'''

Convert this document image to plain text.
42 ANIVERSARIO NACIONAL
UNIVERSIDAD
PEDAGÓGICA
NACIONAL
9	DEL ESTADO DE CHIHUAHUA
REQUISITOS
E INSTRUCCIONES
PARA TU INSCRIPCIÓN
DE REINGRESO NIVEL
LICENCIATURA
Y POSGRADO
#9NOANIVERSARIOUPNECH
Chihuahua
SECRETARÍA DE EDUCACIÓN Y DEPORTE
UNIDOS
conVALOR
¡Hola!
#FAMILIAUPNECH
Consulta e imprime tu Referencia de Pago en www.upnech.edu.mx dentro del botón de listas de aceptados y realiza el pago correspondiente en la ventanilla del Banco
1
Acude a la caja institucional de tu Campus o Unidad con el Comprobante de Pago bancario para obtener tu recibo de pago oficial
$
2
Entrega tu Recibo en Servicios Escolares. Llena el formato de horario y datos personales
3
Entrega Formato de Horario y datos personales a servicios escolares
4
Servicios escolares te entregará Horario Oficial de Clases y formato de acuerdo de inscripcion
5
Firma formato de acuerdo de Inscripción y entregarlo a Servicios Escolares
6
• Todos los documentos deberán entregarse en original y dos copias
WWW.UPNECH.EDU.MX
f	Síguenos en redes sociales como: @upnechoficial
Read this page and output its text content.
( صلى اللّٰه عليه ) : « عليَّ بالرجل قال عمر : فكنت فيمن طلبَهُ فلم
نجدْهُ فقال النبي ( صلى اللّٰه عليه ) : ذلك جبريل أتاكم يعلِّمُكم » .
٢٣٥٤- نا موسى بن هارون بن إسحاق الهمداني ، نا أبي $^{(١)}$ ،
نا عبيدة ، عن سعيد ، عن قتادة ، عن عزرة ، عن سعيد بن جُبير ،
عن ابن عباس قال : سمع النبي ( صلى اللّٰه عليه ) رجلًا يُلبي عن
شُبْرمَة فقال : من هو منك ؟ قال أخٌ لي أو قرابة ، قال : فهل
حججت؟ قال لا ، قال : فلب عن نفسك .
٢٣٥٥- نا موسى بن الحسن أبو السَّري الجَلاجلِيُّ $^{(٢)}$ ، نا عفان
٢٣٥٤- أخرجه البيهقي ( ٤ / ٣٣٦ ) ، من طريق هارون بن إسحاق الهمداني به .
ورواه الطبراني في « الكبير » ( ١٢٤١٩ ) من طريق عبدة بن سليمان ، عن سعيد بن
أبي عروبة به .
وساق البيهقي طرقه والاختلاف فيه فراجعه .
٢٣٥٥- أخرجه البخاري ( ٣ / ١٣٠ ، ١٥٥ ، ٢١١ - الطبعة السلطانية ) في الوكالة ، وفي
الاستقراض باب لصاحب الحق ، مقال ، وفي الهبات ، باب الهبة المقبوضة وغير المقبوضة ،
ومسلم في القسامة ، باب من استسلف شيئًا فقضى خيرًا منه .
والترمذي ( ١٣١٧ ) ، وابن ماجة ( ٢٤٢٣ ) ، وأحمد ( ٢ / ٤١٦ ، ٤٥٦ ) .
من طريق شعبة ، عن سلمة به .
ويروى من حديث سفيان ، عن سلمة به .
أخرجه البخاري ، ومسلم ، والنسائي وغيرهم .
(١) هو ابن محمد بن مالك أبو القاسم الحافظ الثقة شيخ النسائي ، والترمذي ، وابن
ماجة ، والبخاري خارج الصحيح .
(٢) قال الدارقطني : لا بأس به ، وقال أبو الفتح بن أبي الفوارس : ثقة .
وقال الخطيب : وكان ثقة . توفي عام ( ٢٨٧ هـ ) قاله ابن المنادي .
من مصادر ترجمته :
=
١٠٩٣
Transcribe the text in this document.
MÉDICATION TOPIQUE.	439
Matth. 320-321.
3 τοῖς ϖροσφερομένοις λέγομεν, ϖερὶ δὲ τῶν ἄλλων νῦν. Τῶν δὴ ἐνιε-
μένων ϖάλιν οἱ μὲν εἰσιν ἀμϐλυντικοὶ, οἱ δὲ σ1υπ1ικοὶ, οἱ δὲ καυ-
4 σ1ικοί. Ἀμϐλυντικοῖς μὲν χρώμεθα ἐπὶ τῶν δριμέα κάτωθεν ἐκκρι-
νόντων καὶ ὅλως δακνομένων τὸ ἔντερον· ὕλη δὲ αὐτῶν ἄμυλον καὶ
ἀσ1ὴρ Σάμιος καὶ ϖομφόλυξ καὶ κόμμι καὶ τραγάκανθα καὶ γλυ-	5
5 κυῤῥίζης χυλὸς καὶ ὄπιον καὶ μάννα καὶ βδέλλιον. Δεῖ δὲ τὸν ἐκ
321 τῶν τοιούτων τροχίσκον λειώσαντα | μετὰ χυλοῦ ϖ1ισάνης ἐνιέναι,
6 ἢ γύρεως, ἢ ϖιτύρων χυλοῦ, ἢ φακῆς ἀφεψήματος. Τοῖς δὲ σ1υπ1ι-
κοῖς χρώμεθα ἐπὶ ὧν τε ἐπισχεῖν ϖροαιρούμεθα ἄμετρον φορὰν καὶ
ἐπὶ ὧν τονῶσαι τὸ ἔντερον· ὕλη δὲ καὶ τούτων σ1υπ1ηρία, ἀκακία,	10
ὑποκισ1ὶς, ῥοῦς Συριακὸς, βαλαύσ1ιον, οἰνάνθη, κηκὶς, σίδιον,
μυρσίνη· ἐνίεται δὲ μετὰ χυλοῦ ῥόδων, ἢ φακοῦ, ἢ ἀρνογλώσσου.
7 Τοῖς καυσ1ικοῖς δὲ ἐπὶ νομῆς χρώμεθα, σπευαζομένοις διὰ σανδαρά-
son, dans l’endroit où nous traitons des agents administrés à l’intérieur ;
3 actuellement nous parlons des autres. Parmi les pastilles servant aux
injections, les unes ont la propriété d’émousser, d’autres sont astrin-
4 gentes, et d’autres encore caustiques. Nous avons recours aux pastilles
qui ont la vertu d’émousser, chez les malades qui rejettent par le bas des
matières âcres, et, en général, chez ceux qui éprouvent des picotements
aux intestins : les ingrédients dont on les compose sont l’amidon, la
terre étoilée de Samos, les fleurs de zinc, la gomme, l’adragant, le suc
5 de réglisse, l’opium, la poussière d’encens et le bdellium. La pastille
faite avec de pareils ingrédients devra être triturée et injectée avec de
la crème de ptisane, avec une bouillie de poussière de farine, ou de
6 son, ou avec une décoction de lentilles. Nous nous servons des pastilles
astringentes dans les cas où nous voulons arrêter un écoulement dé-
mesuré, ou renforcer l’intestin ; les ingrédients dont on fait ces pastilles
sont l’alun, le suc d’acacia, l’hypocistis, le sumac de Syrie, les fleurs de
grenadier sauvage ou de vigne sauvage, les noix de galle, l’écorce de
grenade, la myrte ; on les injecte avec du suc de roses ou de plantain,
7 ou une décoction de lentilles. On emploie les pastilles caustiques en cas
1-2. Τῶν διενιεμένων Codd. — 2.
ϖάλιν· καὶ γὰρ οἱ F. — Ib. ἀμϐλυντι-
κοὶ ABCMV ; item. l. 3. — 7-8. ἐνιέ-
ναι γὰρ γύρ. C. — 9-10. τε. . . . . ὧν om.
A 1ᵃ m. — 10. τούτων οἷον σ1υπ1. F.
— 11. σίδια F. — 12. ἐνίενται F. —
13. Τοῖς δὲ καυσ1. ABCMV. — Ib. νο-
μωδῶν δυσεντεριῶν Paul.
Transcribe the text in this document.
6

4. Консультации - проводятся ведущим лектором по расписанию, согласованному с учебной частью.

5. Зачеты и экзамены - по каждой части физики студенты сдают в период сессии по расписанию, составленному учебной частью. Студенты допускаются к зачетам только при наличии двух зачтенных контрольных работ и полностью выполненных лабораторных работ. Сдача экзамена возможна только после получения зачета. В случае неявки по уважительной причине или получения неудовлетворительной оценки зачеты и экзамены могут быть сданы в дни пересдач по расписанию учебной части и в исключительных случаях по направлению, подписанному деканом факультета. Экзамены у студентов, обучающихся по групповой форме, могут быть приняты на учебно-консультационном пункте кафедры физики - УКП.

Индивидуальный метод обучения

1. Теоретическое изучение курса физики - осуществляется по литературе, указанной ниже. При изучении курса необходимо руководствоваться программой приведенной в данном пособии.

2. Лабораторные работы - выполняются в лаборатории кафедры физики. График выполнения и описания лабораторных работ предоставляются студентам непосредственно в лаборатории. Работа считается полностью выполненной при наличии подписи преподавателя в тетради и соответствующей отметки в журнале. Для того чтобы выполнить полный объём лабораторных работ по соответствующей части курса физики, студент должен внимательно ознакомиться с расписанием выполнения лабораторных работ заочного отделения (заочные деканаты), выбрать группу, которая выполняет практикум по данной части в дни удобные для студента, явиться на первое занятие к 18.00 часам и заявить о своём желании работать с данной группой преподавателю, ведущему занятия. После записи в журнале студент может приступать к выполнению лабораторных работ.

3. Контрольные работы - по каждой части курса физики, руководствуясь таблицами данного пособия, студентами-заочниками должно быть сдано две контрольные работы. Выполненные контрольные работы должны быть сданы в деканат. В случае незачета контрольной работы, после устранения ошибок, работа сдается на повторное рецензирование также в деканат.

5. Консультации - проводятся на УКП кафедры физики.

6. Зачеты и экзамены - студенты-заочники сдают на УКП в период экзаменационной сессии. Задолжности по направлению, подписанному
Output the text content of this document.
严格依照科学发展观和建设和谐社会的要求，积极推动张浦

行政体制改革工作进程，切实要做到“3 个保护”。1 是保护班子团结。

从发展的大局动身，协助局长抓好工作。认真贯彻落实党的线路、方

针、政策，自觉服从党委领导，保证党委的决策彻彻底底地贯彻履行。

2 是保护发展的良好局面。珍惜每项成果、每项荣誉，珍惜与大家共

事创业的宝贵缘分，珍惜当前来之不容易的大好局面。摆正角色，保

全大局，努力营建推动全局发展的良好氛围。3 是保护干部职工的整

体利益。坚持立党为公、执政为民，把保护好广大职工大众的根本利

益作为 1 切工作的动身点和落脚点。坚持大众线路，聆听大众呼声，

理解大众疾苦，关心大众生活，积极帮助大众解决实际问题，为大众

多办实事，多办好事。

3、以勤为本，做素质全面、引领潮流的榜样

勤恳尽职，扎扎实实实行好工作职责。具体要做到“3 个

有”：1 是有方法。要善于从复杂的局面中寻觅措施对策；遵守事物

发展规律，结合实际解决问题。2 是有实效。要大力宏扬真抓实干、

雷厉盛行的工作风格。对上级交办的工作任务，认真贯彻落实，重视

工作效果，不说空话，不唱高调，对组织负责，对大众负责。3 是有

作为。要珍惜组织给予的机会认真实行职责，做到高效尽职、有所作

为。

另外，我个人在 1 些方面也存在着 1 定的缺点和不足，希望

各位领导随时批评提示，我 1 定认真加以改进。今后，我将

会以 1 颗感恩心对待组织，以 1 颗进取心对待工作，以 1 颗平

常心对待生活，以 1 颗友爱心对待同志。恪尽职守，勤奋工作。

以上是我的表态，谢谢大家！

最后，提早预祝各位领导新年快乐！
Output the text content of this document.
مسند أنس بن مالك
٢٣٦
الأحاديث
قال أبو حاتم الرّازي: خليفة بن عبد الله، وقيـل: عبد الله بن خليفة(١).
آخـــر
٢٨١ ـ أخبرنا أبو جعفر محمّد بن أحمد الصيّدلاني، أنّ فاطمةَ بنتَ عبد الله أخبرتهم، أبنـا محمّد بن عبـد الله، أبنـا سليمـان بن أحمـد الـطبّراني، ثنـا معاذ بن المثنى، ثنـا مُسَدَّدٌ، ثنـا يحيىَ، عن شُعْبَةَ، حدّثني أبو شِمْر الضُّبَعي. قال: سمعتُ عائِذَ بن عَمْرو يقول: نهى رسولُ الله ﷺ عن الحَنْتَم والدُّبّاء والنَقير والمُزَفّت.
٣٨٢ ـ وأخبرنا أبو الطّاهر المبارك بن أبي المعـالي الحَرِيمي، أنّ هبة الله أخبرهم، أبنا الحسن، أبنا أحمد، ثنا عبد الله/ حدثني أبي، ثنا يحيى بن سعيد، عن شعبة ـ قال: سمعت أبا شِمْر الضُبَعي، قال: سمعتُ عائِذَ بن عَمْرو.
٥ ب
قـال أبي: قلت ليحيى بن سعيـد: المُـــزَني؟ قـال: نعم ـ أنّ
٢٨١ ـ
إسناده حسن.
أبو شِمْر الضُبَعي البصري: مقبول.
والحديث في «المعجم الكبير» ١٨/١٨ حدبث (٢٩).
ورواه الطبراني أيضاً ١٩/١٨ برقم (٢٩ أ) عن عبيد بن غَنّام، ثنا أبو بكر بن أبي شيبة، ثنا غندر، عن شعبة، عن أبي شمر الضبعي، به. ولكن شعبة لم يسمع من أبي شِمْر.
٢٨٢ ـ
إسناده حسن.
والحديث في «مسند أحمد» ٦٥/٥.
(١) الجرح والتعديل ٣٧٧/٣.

'''

— Aim of the task —
Check each line of the data above for the word "Консультации", then state how many lines have it. Give the number alone.

— Correct output —
2